So far, these changes appear to be backwards-compatible at some level.  My laptop has XP Pro SP2, Windows 2003 SP1, Longhorn Server x64 Beta 1, and Vista Pro x64 Beta 1 installed, and the XP/2003 installation filesystems (including the shared data filesystems) appear to be fine.

 

Posted by BazarewskyM | 0 Comments

Longhorn Server Core

This is not a secret, although some of the details are. On the Longhorn Server side of the current Beta 1 release, there is a Core release of Longhorn Server. Currently the functionality is DHCP, DNS, AD, print server, and file server. Notice this does not include IIS, yet... but here's hoping. Also, something that through me off when I first installed (I installed twice!) is the way the interface works - it's a couple of Command Prompt windows. No Explorer. No Control Panel. It's pretty darn amazing actually for a Windows release. Of course, some people will tell you it's impossible to do this in Windows because you can't do anything from the Command Prompt. Guess they're wrong.

◆ ◆ ◆ ◆ ◆ ◆ ◆

- **REQUIRED ACTION A**:
According to the blog post on Longhorn Server Core, what functionality does the Core release currently provide?
- **REQUIRED ACTION B**:
In the blog post on Longhorn Server Core, take the section that begins at "Longhorn Server Core" and stop after "Guess they're wrong.". Write it out again, substituting "terminal" for "Command Prompt".
- **REQUIRED ACTION C**:
Continue the blog post on Longhorn Server Core from its final sentence.
This data comes from a different source than the text above.

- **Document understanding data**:
◆ ◆ ◆ ◆ ◆ ◆ ◆

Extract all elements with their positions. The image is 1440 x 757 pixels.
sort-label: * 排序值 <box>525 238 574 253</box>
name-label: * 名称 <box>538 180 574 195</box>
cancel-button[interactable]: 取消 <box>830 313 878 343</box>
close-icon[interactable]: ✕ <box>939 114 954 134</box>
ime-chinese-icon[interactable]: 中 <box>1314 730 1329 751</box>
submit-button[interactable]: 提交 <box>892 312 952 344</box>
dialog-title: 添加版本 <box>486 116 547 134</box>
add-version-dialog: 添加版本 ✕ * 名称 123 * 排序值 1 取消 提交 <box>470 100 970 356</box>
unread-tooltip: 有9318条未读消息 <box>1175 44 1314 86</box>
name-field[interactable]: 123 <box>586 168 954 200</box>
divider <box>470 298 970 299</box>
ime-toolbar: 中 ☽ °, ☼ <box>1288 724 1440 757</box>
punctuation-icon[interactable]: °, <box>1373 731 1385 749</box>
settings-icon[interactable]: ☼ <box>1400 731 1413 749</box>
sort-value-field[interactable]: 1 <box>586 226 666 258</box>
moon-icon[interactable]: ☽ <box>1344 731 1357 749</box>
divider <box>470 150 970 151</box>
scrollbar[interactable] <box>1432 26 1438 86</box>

◆ ◆ ◆ ◆ ◆ ◆ ◆

- **ANSWER A**:
DHCP, DNS, AD, print server, and file server.

- **ANSWER B**:
Longhorn Server Core

This is not a secret, although some of the details are. On the Longhorn Server side of the current Beta 1 release, there is a Core release of Longhorn Server. Currently the functionality is DHCP, DNS, AD, print server, and file server. Notice this does not include IIS, yet... but here's hoping. Also, something that through me off when I first installed (I installed twice!) is the way the interface works - it's a couple of terminal windows. No Explorer. No Control Panel. It's pretty darn amazing actually for a Windows release. Of course, some people will tell you it's impossible to do this in Windows because you can't do anything from the terminal. Guess they're wrong.

- **ANSWER C**:
Posted by BazarewskyM | 0 Comments

CoolWebSearch - not just evil, but criminal

Wow, this is even more scary than you ever thought.  This is not just "benign" tracking spyware, this is stealing your life out from under you spyware.  Not good at all.  I have cleaned off CWS off of customer machines before (typically when some moron employee decides that installing some crapware is appropriate to do on a chttp://sunbeltblog.blogspot.com/2005/08/massive-identity-theft-ring.htmlompany machine), and it's often quite difficult.
More at the original source, the Sunbelt blog - check out the original post and the follow-ups as they happen.

(Edit 2005-08-09: CoolWebSearch was not actually doing the keylogging, apparently - it was more like there as part of a CWS infestation.  So, CWS is not the primary evil here.  Just a convenient target.)
Posted by BazarewskyM | 0 Comments

Windows 2000 Roll-up to be Re-released

Hmm, just the other day we had a customer with serious issues from the Windows 2000 Roll-up, and now I read it's going to be re-released!
Posted by BazarewskyM | 0 Comments

IE7, Acid2, etc.

I have been busy with real work (e. g. training and consulting) so much lately that nothing's been here in a little while.  But, there are some very interesting MS-related and tech-related items about right now that I wanted to note.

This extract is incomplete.